### DATA FOR PROCESSING ###
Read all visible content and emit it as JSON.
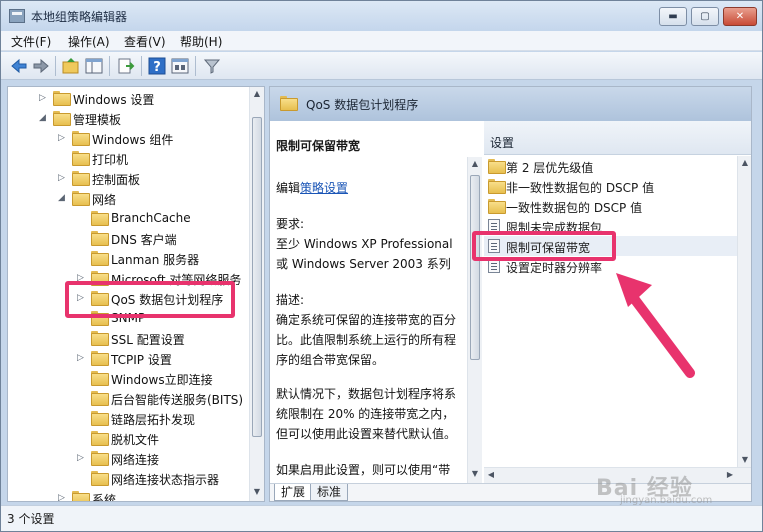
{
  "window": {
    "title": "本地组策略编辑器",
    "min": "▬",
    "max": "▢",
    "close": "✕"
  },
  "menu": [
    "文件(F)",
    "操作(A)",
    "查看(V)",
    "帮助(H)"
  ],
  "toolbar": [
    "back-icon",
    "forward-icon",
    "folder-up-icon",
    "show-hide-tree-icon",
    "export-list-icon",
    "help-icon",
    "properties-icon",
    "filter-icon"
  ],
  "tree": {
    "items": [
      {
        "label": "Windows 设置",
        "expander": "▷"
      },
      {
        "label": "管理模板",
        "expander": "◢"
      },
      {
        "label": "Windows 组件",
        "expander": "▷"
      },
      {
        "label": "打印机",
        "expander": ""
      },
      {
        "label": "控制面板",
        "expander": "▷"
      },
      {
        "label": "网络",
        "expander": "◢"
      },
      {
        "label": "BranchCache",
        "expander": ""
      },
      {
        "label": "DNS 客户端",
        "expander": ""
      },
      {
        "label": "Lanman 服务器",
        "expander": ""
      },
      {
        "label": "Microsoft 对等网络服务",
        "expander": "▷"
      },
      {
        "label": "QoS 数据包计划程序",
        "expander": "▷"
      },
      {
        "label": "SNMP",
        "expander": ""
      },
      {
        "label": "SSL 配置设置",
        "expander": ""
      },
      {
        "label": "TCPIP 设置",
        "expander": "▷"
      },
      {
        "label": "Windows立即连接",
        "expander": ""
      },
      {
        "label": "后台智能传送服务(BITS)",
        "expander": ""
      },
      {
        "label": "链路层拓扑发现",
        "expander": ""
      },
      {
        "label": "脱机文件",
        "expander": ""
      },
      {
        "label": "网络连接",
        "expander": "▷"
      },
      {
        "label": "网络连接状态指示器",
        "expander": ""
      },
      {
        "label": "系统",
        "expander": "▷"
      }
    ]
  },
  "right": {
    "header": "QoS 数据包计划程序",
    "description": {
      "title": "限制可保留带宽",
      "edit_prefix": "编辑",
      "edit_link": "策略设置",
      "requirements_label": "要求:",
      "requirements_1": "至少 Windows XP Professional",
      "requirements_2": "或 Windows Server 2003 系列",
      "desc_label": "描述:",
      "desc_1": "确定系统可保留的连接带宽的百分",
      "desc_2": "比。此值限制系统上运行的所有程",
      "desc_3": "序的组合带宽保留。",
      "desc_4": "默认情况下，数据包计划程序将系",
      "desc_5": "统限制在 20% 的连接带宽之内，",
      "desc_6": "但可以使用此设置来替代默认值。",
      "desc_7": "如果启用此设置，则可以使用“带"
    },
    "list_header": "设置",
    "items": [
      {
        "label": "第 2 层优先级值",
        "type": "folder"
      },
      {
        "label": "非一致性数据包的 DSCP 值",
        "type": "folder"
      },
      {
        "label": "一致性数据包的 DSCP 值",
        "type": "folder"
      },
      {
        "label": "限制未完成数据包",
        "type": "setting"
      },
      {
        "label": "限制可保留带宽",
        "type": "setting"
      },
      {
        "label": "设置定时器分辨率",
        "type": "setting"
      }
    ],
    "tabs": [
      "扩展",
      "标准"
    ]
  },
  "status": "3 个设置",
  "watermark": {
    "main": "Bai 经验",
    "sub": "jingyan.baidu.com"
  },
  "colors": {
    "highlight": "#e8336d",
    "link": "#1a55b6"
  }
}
###
SHORT EXERCISE:
Copy each line in full and exactly, omitting any picture.

EXERCISE RESULT:
Read all visible content and emit it as JSON.
{
  "window": {
    "title": "本地组策略编辑器",
    "min": "▬",
    "max": "▢",
    "close": "✕"
  },
  "menu": [
    "文件(F)",
    "操作(A)",
    "查看(V)",
    "帮助(H)"
  ],
  "toolbar": [
    "back-icon",
    "forward-icon",
    "folder-up-icon",
    "show-hide-tree-icon",
    "export-list-icon",
    "help-icon",
    "properties-icon",
    "filter-icon"
  ],
  "tree": {
    "items": [
      {
        "label": "Windows 设置",
        "expander": "▷"
      },
      {
        "label": "管理模板",
        "expander": "◢"
      },
      {
        "label": "Windows 组件",
        "expander": "▷"
      },
      {
        "label": "打印机",
        "expander": ""
      },
      {
        "label": "控制面板",
        "expander": "▷"
      },
      {
        "label": "网络",
        "expander": "◢"
      },
      {
        "label": "BranchCache",
        "expander": ""
      },
      {
        "label": "DNS 客户端",
        "expander": ""
      },
      {
        "label": "Lanman 服务器",
        "expander": ""
      },
      {
        "label": "Microsoft 对等网络服务",
        "expander": "▷"
      },
      {
        "label": "QoS 数据包计划程序",
        "expander": "▷"
      },
      {
        "label": "SNMP",
        "expander": ""
      },
      {
        "label": "SSL 配置设置",
        "expander": ""
      },
      {
        "label": "TCPIP 设置",
        "expander": "▷"
      },
      {
        "label": "Windows立即连接",
        "expander": ""
      },
      {
        "label": "后台智能传送服务(BITS)",
        "expander": ""
      },
      {
        "label": "链路层拓扑发现",
        "expander": ""
      },
      {
        "label": "脱机文件",
        "expander": ""
      },
      {
        "label": "网络连接",
        "expander": "▷"
      },
      {
        "label": "网络连接状态指示器",
        "expander": ""
      },
      {
        "label": "系统",
        "expander": "▷"
      }
    ]
  },
  "right": {
    "header": "QoS 数据包计划程序",
    "description": {
      "title": "限制可保留带宽",
      "edit_prefix": "编辑",
      "edit_link": "策略设置",
      "requirements_label": "要求:",
      "requirements_1": "至少 Windows XP Professional",
      "requirements_2": "或 Windows Server 2003 系列",
      "desc_label": "描述:",
      "desc_1": "确定系统可保留的连接带宽的百分",
      "desc_2": "比。此值限制系统上运行的所有程",
      "desc_3": "序的组合带宽保留。",
      "desc_4": "默认情况下，数据包计划程序将系",
      "desc_5": "统限制在 20% 的连接带宽之内，",
      "desc_6": "但可以使用此设置来替代默认值。",
      "desc_7": "如果启用此设置，则可以使用“带"
    },
    "list_header": "设置",
    "items": [
      {
        "label": "第 2 层优先级值",
        "type": "folder"
      },
      {
        "label": "非一致性数据包的 DSCP 值",
        "type": "folder"
      },
      {
        "label": "一致性数据包的 DSCP 值",
        "type": "folder"
      },
      {
        "label": "限制未完成数据包",
        "type": "setting"
      },
      {
        "label": "限制可保留带宽",
        "type": "setting"
      },
      {
        "label": "设置定时器分辨率",
        "type": "setting"
      }
    ],
    "tabs": [
      "扩展",
      "标准"
    ]
  },
  "status": "3 个设置",
  "watermark": {
    "main": "Bai 经验",
    "sub": "jingyan.baidu.com"
  },
  "colors": {
    "highlight": "#e8336d",
    "link": "#1a55b6"
  }
}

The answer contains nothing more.